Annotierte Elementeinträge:
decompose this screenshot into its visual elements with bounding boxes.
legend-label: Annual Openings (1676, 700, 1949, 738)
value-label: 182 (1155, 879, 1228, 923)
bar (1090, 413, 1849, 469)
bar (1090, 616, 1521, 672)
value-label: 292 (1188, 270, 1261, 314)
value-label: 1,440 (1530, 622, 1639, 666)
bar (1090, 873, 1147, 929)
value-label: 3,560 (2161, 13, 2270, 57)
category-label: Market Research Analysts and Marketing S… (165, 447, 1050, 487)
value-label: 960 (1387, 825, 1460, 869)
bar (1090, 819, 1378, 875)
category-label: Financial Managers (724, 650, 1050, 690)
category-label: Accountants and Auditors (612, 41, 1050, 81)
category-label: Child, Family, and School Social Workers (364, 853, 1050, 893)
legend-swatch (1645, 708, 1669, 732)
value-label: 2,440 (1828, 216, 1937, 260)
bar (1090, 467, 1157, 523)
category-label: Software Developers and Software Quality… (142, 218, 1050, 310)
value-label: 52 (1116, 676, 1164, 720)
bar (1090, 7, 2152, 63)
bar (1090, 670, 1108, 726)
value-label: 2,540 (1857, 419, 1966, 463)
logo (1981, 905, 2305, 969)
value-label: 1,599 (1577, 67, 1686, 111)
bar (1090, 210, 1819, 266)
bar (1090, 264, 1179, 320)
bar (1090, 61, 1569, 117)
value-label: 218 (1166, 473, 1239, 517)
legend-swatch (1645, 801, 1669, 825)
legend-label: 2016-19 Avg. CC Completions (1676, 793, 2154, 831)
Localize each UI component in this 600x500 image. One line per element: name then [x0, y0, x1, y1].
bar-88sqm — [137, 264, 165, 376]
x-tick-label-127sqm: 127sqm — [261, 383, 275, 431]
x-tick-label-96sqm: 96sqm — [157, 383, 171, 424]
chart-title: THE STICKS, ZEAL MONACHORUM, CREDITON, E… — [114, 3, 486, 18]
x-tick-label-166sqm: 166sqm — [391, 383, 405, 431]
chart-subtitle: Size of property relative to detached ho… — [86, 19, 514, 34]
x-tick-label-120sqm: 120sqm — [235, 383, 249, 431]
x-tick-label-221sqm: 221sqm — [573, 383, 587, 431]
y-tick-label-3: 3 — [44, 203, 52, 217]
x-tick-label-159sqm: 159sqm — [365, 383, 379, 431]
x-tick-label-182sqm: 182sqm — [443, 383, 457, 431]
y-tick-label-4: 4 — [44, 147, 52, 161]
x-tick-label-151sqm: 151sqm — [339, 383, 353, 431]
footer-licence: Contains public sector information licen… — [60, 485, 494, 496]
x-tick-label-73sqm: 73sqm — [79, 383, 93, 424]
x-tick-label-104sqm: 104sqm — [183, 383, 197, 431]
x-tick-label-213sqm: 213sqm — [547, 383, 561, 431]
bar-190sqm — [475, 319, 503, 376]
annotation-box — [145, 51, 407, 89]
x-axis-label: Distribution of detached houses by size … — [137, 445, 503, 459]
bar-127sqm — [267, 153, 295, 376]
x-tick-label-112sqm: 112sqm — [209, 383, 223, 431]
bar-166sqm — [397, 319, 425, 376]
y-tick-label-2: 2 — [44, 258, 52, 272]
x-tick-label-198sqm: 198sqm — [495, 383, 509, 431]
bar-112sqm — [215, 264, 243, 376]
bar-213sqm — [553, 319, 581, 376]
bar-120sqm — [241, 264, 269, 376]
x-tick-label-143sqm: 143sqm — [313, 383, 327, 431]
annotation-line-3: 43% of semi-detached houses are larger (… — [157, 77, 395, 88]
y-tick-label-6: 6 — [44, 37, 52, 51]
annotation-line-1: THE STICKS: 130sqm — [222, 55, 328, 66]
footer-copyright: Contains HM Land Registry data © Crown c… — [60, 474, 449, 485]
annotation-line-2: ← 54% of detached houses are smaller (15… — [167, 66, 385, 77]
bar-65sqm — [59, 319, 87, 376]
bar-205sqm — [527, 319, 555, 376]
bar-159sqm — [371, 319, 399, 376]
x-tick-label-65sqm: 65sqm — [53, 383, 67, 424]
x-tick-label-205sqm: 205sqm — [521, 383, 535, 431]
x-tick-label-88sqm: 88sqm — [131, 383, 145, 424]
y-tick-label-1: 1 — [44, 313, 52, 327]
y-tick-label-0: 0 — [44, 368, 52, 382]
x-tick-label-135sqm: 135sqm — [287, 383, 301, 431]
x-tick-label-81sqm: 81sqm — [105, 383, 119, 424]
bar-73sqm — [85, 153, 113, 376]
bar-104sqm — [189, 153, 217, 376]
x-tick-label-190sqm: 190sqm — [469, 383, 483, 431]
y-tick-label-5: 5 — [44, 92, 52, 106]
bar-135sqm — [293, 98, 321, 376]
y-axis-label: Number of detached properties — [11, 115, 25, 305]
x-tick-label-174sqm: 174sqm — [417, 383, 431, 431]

→ **Aufgabenstellung**
Gib alle Datensätze oben Zeile für Zeile unverändert wieder.

→ **Vollständige Lösung**
decompose this screenshot into its visual elements with bounding boxes.
legend-label: Annual Openings (1676, 700, 1949, 738)
value-label: 182 (1155, 879, 1228, 923)
bar (1090, 413, 1849, 469)
bar (1090, 616, 1521, 672)
value-label: 292 (1188, 270, 1261, 314)
value-label: 1,440 (1530, 622, 1639, 666)
bar (1090, 873, 1147, 929)
value-label: 3,560 (2161, 13, 2270, 57)
category-label: Market Research Analysts and Marketing S… (165, 447, 1050, 487)
value-label: 960 (1387, 825, 1460, 869)
bar (1090, 819, 1378, 875)
category-label: Financial Managers (724, 650, 1050, 690)
category-label: Accountants and Auditors (612, 41, 1050, 81)
category-label: Child, Family, and School Social Workers (364, 853, 1050, 893)
legend-swatch (1645, 708, 1669, 732)
value-label: 2,440 (1828, 216, 1937, 260)
bar (1090, 467, 1157, 523)
category-label: Software Developers and Software Quality… (142, 218, 1050, 310)
value-label: 52 (1116, 676, 1164, 720)
bar (1090, 7, 2152, 63)
bar (1090, 670, 1108, 726)
value-label: 2,540 (1857, 419, 1966, 463)
logo (1981, 905, 2305, 969)
value-label: 1,599 (1577, 67, 1686, 111)
bar (1090, 210, 1819, 266)
bar (1090, 264, 1179, 320)
bar (1090, 61, 1569, 117)
value-label: 218 (1166, 473, 1239, 517)
legend-swatch (1645, 801, 1669, 825)
legend-label: 2016-19 Avg. CC Completions (1676, 793, 2154, 831)
Localize each UI component in this 600x500 image. One line per element: name then [x0, y0, x1, y1].
bar-88sqm — [137, 264, 165, 376]
x-tick-label-127sqm: 127sqm — [261, 383, 275, 431]
x-tick-label-96sqm: 96sqm — [157, 383, 171, 424]
chart-title: THE STICKS, ZEAL MONACHORUM, CREDITON, E… — [114, 3, 486, 18]
x-tick-label-166sqm: 166sqm — [391, 383, 405, 431]
chart-subtitle: Size of property relative to detached ho… — [86, 19, 514, 34]
x-tick-label-120sqm: 120sqm — [235, 383, 249, 431]
x-tick-label-221sqm: 221sqm — [573, 383, 587, 431]
y-tick-label-3: 3 — [44, 203, 52, 217]
x-tick-label-159sqm: 159sqm — [365, 383, 379, 431]
x-tick-label-182sqm: 182sqm — [443, 383, 457, 431]
y-tick-label-4: 4 — [44, 147, 52, 161]
x-tick-label-151sqm: 151sqm — [339, 383, 353, 431]
footer-licence: Contains public sector information licen… — [60, 485, 494, 496]
x-tick-label-73sqm: 73sqm — [79, 383, 93, 424]
x-tick-label-104sqm: 104sqm — [183, 383, 197, 431]
x-tick-label-213sqm: 213sqm — [547, 383, 561, 431]
bar-190sqm — [475, 319, 503, 376]
annotation-box — [145, 51, 407, 89]
x-axis-label: Distribution of detached houses by size … — [137, 445, 503, 459]
bar-127sqm — [267, 153, 295, 376]
x-tick-label-112sqm: 112sqm — [209, 383, 223, 431]
bar-166sqm — [397, 319, 425, 376]
y-tick-label-2: 2 — [44, 258, 52, 272]
x-tick-label-198sqm: 198sqm — [495, 383, 509, 431]
bar-112sqm — [215, 264, 243, 376]
bar-213sqm — [553, 319, 581, 376]
bar-120sqm — [241, 264, 269, 376]
x-tick-label-143sqm: 143sqm — [313, 383, 327, 431]
annotation-line-3: 43% of semi-detached houses are larger (… — [157, 77, 395, 88]
y-tick-label-6: 6 — [44, 37, 52, 51]
annotation-line-1: THE STICKS: 130sqm — [222, 55, 328, 66]
footer-copyright: Contains HM Land Registry data © Crown c… — [60, 474, 449, 485]
annotation-line-2: ← 54% of detached houses are smaller (15… — [167, 66, 385, 77]
bar-65sqm — [59, 319, 87, 376]
bar-205sqm — [527, 319, 555, 376]
bar-159sqm — [371, 319, 399, 376]
x-tick-label-65sqm: 65sqm — [53, 383, 67, 424]
x-tick-label-205sqm: 205sqm — [521, 383, 535, 431]
x-tick-label-88sqm: 88sqm — [131, 383, 145, 424]
y-tick-label-1: 1 — [44, 313, 52, 327]
y-tick-label-0: 0 — [44, 368, 52, 382]
x-tick-label-135sqm: 135sqm — [287, 383, 301, 431]
x-tick-label-81sqm: 81sqm — [105, 383, 119, 424]
bar-73sqm — [85, 153, 113, 376]
bar-104sqm — [189, 153, 217, 376]
x-tick-label-190sqm: 190sqm — [469, 383, 483, 431]
y-tick-label-5: 5 — [44, 92, 52, 106]
bar-135sqm — [293, 98, 321, 376]
y-axis-label: Number of detached properties — [11, 115, 25, 305]
x-tick-label-174sqm: 174sqm — [417, 383, 431, 431]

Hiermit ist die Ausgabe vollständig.